** Short exercise **
Go through the listing and pick out each line with the word "JSON" in it.

** Material for this task **
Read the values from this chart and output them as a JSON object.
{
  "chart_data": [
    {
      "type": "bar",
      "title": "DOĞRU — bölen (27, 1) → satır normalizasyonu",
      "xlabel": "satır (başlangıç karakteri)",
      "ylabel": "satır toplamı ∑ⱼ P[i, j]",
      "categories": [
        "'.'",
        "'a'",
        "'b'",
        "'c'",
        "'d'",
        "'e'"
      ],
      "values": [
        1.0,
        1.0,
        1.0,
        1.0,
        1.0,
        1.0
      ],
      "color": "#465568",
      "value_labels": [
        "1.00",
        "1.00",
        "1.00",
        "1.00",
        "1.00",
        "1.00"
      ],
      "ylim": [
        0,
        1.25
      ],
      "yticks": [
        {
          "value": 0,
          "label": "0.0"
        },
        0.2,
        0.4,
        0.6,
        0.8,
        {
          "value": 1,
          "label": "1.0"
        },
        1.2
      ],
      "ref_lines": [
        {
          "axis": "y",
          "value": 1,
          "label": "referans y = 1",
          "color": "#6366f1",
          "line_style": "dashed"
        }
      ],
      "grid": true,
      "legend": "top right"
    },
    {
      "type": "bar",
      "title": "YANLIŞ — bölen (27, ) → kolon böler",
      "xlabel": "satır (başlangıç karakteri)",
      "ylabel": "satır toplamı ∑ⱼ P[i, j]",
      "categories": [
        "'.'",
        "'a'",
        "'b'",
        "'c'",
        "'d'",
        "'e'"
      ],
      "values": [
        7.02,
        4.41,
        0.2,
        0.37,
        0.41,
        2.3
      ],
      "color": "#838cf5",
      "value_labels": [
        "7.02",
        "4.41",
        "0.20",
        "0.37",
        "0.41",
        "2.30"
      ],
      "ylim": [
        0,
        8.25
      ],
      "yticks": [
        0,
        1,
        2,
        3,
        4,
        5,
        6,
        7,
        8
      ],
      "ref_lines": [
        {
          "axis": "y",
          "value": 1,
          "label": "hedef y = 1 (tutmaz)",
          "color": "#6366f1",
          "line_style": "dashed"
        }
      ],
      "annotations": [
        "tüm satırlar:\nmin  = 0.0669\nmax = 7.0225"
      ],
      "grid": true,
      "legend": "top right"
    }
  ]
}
---
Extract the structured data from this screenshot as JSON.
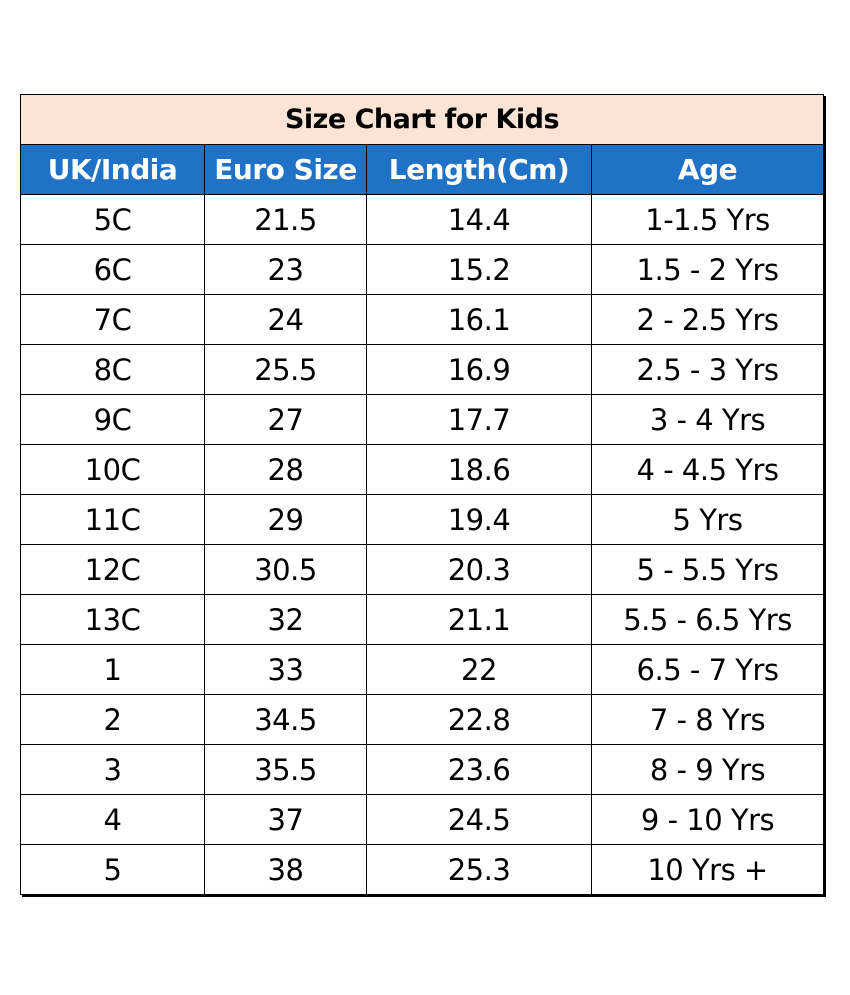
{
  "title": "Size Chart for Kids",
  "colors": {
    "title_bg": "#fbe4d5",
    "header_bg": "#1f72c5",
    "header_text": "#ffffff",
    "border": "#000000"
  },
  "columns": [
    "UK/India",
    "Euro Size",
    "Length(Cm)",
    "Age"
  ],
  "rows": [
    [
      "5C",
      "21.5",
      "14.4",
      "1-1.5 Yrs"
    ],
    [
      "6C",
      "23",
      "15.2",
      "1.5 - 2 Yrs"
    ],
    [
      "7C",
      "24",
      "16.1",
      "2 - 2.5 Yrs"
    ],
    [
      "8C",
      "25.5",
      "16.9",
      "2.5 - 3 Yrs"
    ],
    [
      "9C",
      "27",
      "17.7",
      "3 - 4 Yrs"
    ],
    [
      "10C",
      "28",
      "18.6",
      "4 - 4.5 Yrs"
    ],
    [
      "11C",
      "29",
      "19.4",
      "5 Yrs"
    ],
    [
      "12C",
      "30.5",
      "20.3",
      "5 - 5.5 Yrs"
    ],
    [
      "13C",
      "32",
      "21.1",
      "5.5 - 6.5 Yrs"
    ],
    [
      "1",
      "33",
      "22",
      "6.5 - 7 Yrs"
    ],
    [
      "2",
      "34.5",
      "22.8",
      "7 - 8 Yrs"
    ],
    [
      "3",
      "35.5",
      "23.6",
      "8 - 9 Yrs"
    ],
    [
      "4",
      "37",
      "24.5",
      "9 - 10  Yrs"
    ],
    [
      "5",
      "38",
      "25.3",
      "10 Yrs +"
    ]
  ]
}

** Right answer **
Read the values from this chart and output them as a JSON object.
Extract the structured data from this screenshot as JSON.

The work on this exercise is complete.